**Problem requirements**
Filter the data below for the string "recently" and copy each matching line.

**Data excerpts**
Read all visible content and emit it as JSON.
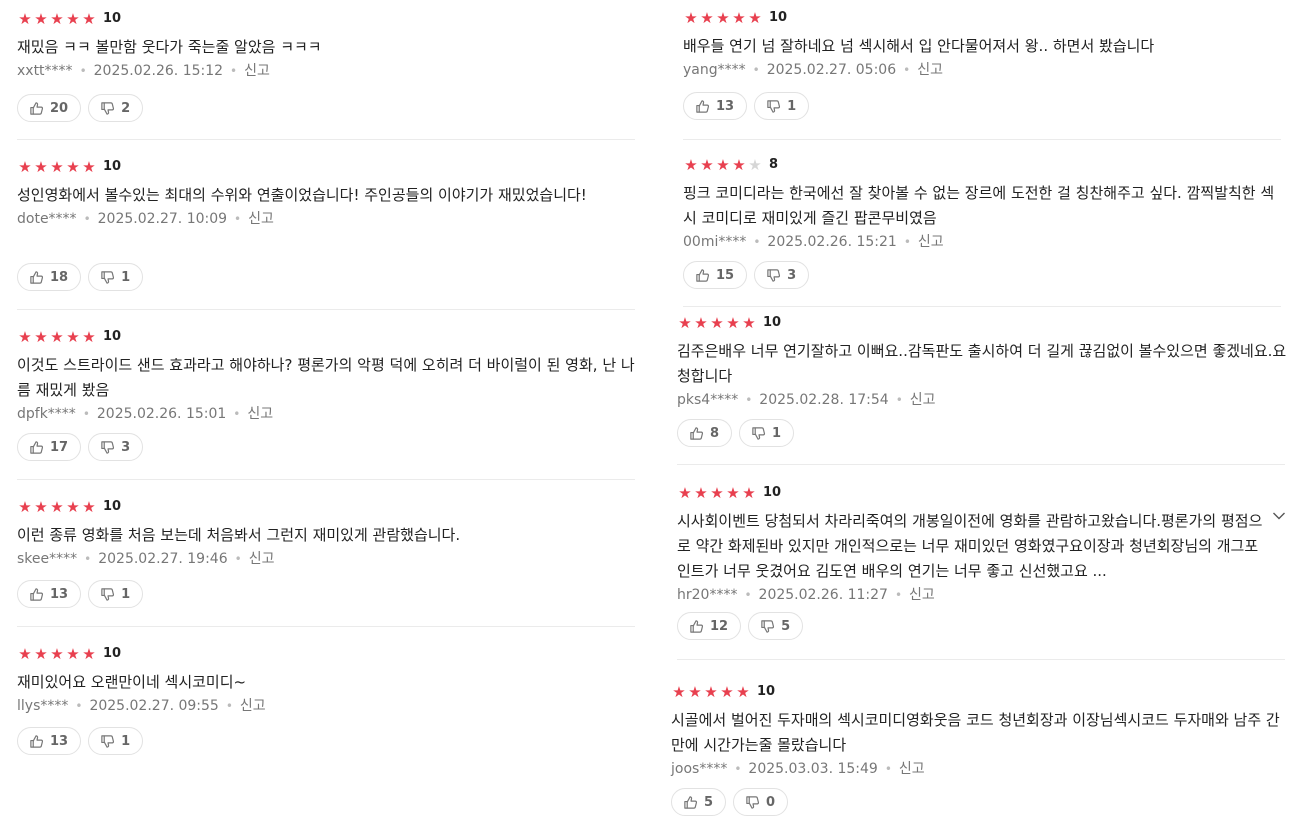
{
  "report_label": "신고",
  "reviews": [
    {
      "stars": 5,
      "score": "10",
      "text": "재밌음 ㅋㅋ 볼만함 웃다가 죽는줄 알았음 ㅋㅋㅋ",
      "user": "xxtt****",
      "date": "2025.02.26. 15:12",
      "likes": "20",
      "dislikes": "2"
    },
    {
      "stars": 5,
      "score": "10",
      "text": "성인영화에서 볼수있는 최대의 수위와 연출이었습니다! 주인공들의 이야기가 재밌었습니다!",
      "user": "dote****",
      "date": "2025.02.27. 10:09",
      "likes": "18",
      "dislikes": "1"
    },
    {
      "stars": 5,
      "score": "10",
      "text": "이것도 스트라이드 샌드 효과라고 해야하나? 평론가의 악평 덕에 오히려 더 바이럴이 된 영화, 난 나름 재밌게 봤음",
      "user": "dpfk****",
      "date": "2025.02.26. 15:01",
      "likes": "17",
      "dislikes": "3"
    },
    {
      "stars": 5,
      "score": "10",
      "text": "이런 종류 영화를 처음 보는데 처음봐서 그런지 재미있게 관람했습니다.",
      "user": "skee****",
      "date": "2025.02.27. 19:46",
      "likes": "13",
      "dislikes": "1"
    },
    {
      "stars": 5,
      "score": "10",
      "text": "재미있어요 오랜만이네 섹시코미디~",
      "user": "llys****",
      "date": "2025.02.27. 09:55",
      "likes": "13",
      "dislikes": "1"
    },
    {
      "stars": 5,
      "score": "10",
      "text": "배우들 연기 넘 잘하네요 넘 섹시해서 입 안다물어져서 왕.. 하면서 봤습니다",
      "user": "yang****",
      "date": "2025.02.27. 05:06",
      "likes": "13",
      "dislikes": "1"
    },
    {
      "stars": 4,
      "score": "8",
      "text": "핑크 코미디라는 한국에선 잘 찾아볼 수 없는 장르에 도전한 걸 칭찬해주고 싶다. 깜찍발칙한 섹시 코미디로 재미있게 즐긴 팝콘무비였음",
      "user": "00mi****",
      "date": "2025.02.26. 15:21",
      "likes": "15",
      "dislikes": "3"
    },
    {
      "stars": 5,
      "score": "10",
      "text": "김주은배우 너무 연기잘하고 이뻐요..감독판도 출시하여 더 길게 끊김없이 볼수있으면 좋겠네요.요청합니다",
      "user": "pks4****",
      "date": "2025.02.28. 17:54",
      "likes": "8",
      "dislikes": "1"
    },
    {
      "stars": 5,
      "score": "10",
      "text": "시사회이벤트 당첨되서 차라리죽여의 개봉일이전에 영화를 관람하고왔습니다.평론가의 평점으로 약간 화제된바 있지만 개인적으로는 너무 재미있던 영화였구요이장과 청년회장님의 개그포인트가 너무 웃겼어요 김도연 배우의 연기는 너무 좋고 신선했고요 ...",
      "user": "hr20****",
      "date": "2025.02.26. 11:27",
      "likes": "12",
      "dislikes": "5",
      "more_icon": "chevron-down-icon"
    },
    {
      "stars": 5,
      "score": "10",
      "text": "시골에서 벌어진 두자매의 섹시코미디영화웃음 코드 청년회장과 이장님섹시코드 두자매와 남주 간만에 시간가는줄 몰랐습니다",
      "user": "joos****",
      "date": "2025.03.03. 15:49",
      "likes": "5",
      "dislikes": "0"
    }
  ],
  "colors": {
    "star_filled": "#e8404f",
    "star_empty": "#d6d6d6",
    "meta_text": "#777777",
    "border": "#e2e2e2"
  },
  "icons": {
    "like": "thumbs-up-icon",
    "dislike": "thumbs-down-icon",
    "star": "star-icon"
  }
}
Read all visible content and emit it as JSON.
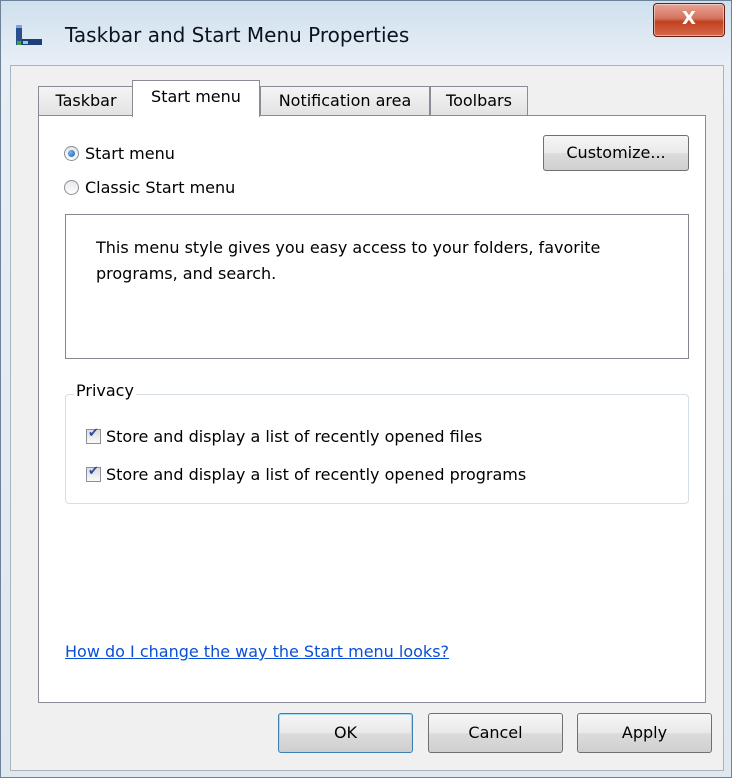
{
  "window": {
    "title": "Taskbar and Start Menu Properties",
    "close_glyph": "X",
    "icon": "taskbar-icon"
  },
  "tabs": [
    {
      "label": "Taskbar",
      "active": false
    },
    {
      "label": "Start menu",
      "active": true
    },
    {
      "label": "Notification area",
      "active": false
    },
    {
      "label": "Toolbars",
      "active": false
    }
  ],
  "start_style": {
    "options": [
      {
        "label": "Start menu",
        "selected": true
      },
      {
        "label": "Classic Start menu",
        "selected": false
      }
    ],
    "customize_label": "Customize...",
    "description": "This menu style gives you easy access to your folders, favorite programs, and search."
  },
  "privacy": {
    "group_label": "Privacy",
    "options": [
      {
        "label": "Store and display a list of recently opened files",
        "checked": true
      },
      {
        "label": "Store and display a list of recently opened programs",
        "checked": true
      }
    ]
  },
  "help_link": "How do I change the way the Start menu looks?",
  "buttons": {
    "ok": "OK",
    "cancel": "Cancel",
    "apply": "Apply"
  },
  "colors": {
    "link": "#0a4fd6",
    "close_button": "#c2401f"
  }
}
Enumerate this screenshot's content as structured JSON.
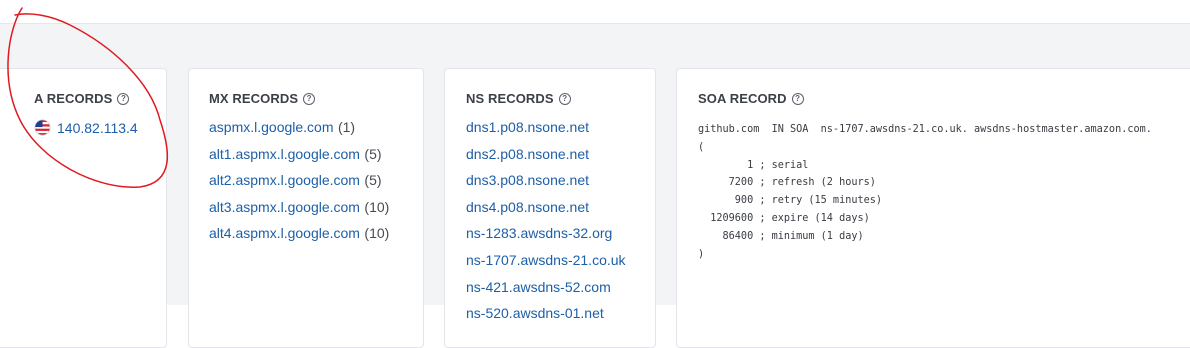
{
  "a_records": {
    "title": "A RECORDS",
    "flag_icon": "us-flag-icon",
    "ip": "140.82.113.4"
  },
  "mx_records": {
    "title": "MX RECORDS",
    "items": [
      {
        "host": "aspmx.l.google.com",
        "priority": "(1)"
      },
      {
        "host": "alt1.aspmx.l.google.com",
        "priority": "(5)"
      },
      {
        "host": "alt2.aspmx.l.google.com",
        "priority": "(5)"
      },
      {
        "host": "alt3.aspmx.l.google.com",
        "priority": "(10)"
      },
      {
        "host": "alt4.aspmx.l.google.com",
        "priority": "(10)"
      }
    ]
  },
  "ns_records": {
    "title": "NS RECORDS",
    "items": [
      "dns1.p08.nsone.net",
      "dns2.p08.nsone.net",
      "dns3.p08.nsone.net",
      "dns4.p08.nsone.net",
      "ns-1283.awsdns-32.org",
      "ns-1707.awsdns-21.co.uk",
      "ns-421.awsdns-52.com",
      "ns-520.awsdns-01.net"
    ]
  },
  "soa_record": {
    "title": "SOA RECORD",
    "lines": [
      "github.com  IN SOA  ns-1707.awsdns-21.co.uk. awsdns-hostmaster.amazon.com.",
      "(",
      "        1 ; serial",
      "     7200 ; refresh (2 hours)",
      "      900 ; retry (15 minutes)",
      "  1209600 ; expire (14 days)",
      "    86400 ; minimum (1 day)",
      ")"
    ]
  },
  "colors": {
    "link": "#1d5fa8",
    "annotation": "#e0191f",
    "background": "#f3f4f6"
  }
}
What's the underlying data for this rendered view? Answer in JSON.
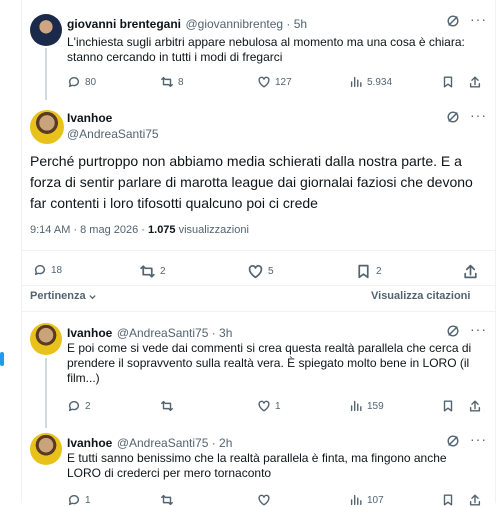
{
  "colors": {
    "text": "#0f1419",
    "muted": "#536471",
    "border": "#eff3f4",
    "accent": "#1d9bf0"
  },
  "tweet1": {
    "name": "giovanni brentegani",
    "handle": "@giovannibrenteg · 5h",
    "text_line1": "L'inchiesta sugli arbitri appare nebulosa al momento ma una cosa è chiara:",
    "text_line2": "stanno cercando in tutti i modi di fregarci",
    "replies": "80",
    "reposts": "8",
    "likes": "127",
    "views": "5.934"
  },
  "main": {
    "name": "Ivanhoe",
    "handle": "@AndreaSanti75",
    "text_line1": "Perché purtroppo non abbiamo media schierati dalla nostra parte. E a",
    "text_line2": "forza di sentir parlare di marotta league dai giornalai faziosi che devono",
    "text_line3": "far contenti i loro tifosotti qualcuno poi ci crede",
    "meta_time": "9:14 AM · 8 mag 2026 ·",
    "meta_views": "1.075",
    "meta_views_label": "visualizzazioni",
    "replies": "18",
    "reposts": "2",
    "likes": "5",
    "bookmarks": "2"
  },
  "sort": {
    "left": "Pertinenza",
    "right": "Visualizza citazioni"
  },
  "reply1": {
    "name": "Ivanhoe",
    "handle": "@AndreaSanti75 · 3h",
    "text_line1": "E poi come si vede dai commenti si crea questa realtà parallela che cerca di",
    "text_line2": "prendere il sopravvento sulla realtà vera. È spiegato molto bene in LORO (il",
    "text_line3": "film...)",
    "replies": "2",
    "reposts": "",
    "likes": "1",
    "views": "159"
  },
  "reply2": {
    "name": "Ivanhoe",
    "handle": "@AndreaSanti75 · 2h",
    "text_line1": "E tutti sanno benissimo che la realtà parallela è finta, ma fingono anche",
    "text_line2": "LORO di crederci per mero tornaconto",
    "replies": "1",
    "reposts": "",
    "likes": "",
    "views": "107"
  },
  "icons": [
    "grok-icon",
    "more-icon",
    "reply-icon",
    "repost-icon",
    "like-icon",
    "views-icon",
    "bookmark-icon",
    "share-icon",
    "chevron-down-icon"
  ]
}
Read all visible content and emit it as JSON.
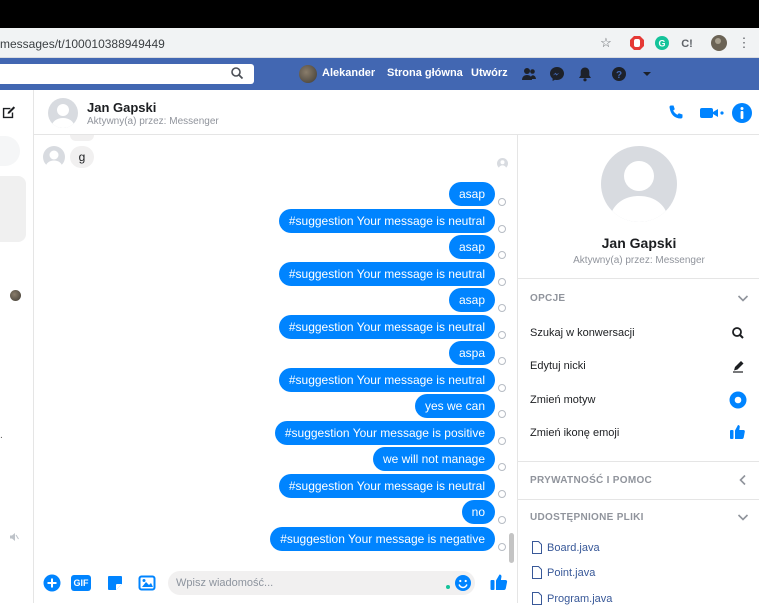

**The response**
        "label": "Store and display a list of recently opened files",
        "label": "Store and display a list of recently opened programs",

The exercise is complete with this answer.